→ Task brief: In the listing below, locate the lines that hold the string "data". Copy those lines.

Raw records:
☆ ☆ ☆

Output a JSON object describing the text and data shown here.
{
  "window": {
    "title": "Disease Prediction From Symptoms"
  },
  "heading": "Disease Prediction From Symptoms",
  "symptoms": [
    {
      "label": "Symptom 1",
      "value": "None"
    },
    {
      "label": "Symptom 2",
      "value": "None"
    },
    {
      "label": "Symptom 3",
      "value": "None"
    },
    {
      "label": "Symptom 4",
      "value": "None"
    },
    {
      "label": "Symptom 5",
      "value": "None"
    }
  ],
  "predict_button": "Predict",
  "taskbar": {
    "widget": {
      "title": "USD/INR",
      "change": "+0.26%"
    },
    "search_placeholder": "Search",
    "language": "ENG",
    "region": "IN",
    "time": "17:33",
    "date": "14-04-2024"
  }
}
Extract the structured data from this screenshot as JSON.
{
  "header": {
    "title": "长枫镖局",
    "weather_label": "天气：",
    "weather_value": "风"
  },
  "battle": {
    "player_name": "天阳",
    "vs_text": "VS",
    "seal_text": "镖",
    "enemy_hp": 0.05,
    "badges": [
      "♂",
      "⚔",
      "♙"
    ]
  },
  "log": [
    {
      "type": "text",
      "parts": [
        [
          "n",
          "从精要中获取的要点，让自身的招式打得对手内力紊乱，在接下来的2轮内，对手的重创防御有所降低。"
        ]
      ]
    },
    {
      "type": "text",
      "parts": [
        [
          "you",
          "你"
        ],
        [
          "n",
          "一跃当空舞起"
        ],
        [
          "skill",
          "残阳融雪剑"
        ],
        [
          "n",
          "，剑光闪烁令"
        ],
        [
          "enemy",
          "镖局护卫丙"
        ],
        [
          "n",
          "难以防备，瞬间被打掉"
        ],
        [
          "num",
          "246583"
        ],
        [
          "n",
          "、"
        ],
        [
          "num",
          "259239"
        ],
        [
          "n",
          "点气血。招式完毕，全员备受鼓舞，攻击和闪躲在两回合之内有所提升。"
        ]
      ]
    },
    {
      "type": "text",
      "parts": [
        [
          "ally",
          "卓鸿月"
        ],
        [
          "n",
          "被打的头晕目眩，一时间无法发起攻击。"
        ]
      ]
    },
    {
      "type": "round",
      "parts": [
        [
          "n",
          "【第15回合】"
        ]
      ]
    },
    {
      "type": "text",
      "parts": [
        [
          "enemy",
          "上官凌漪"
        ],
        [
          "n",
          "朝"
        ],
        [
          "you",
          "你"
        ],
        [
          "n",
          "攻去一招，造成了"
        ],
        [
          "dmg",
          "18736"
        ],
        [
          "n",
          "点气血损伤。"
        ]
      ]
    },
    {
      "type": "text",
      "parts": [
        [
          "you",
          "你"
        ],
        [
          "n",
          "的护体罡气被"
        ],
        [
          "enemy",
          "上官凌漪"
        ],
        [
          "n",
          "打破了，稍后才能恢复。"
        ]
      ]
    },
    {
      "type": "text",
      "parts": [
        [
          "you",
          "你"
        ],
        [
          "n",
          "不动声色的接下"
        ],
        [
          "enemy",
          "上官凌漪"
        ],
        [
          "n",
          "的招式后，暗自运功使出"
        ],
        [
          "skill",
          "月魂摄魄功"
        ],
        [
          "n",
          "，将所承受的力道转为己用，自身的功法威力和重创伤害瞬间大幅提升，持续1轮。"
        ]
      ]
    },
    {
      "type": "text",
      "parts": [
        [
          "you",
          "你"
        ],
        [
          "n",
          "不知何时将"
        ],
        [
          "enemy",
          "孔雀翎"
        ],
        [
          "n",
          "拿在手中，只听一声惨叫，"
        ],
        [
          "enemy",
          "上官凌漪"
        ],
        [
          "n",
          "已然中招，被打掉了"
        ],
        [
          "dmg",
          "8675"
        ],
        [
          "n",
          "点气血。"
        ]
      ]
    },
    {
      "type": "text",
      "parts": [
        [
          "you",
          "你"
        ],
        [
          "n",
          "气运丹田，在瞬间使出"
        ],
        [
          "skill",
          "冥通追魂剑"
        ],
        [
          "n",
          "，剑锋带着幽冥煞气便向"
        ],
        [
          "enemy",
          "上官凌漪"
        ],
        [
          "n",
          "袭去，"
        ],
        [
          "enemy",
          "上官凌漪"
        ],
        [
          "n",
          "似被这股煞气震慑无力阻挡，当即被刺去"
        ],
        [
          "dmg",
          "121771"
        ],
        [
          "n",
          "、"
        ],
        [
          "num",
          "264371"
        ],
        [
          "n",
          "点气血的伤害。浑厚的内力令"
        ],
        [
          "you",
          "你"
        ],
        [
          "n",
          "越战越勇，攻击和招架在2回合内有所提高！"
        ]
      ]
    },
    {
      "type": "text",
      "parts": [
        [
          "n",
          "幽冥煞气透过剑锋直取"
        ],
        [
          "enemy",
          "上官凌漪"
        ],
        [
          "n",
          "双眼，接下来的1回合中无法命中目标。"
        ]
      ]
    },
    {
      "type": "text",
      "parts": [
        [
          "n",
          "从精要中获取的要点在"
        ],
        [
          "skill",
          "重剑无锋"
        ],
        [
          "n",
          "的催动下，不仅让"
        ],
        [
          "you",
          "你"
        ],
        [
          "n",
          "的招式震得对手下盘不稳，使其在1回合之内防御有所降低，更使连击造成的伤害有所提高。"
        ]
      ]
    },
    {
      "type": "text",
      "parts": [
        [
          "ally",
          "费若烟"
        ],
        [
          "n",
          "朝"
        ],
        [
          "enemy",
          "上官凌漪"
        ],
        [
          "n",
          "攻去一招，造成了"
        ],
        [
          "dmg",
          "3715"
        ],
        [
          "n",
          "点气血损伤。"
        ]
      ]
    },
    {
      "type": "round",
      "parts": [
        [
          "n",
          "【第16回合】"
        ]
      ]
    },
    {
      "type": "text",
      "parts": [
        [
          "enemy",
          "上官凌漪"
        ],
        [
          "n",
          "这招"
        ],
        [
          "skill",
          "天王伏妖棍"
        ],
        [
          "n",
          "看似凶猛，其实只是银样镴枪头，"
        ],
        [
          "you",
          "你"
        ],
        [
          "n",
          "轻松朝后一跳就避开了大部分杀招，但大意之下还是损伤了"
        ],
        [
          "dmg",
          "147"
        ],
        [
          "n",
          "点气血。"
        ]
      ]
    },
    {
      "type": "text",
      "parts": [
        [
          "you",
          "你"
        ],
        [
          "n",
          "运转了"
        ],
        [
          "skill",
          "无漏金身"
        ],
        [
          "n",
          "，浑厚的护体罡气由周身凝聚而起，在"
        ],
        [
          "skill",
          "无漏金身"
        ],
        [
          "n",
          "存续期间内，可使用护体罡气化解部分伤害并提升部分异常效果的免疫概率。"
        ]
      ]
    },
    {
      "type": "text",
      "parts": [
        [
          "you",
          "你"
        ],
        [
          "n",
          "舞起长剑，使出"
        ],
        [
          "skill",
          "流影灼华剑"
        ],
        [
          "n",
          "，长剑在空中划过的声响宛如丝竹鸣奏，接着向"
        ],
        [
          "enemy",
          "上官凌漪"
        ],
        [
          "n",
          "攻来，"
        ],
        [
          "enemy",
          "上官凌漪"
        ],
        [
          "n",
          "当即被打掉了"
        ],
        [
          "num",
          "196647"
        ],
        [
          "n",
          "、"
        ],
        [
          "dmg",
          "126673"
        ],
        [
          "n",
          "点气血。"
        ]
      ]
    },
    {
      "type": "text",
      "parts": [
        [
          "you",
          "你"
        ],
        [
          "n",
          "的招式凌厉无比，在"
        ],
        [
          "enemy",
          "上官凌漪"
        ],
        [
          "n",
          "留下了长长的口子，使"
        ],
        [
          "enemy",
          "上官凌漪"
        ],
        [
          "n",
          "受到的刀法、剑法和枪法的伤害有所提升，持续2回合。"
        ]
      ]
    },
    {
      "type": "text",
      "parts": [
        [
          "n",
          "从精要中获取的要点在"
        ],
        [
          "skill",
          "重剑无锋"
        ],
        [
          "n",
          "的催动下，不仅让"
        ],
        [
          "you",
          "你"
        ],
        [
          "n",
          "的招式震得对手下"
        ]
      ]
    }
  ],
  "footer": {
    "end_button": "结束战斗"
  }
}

☆ ☆ ☆

→ Answer to this problem:
Output a JSON object describing the text and data shown here.
Extract the structured data from this screenshot as JSON.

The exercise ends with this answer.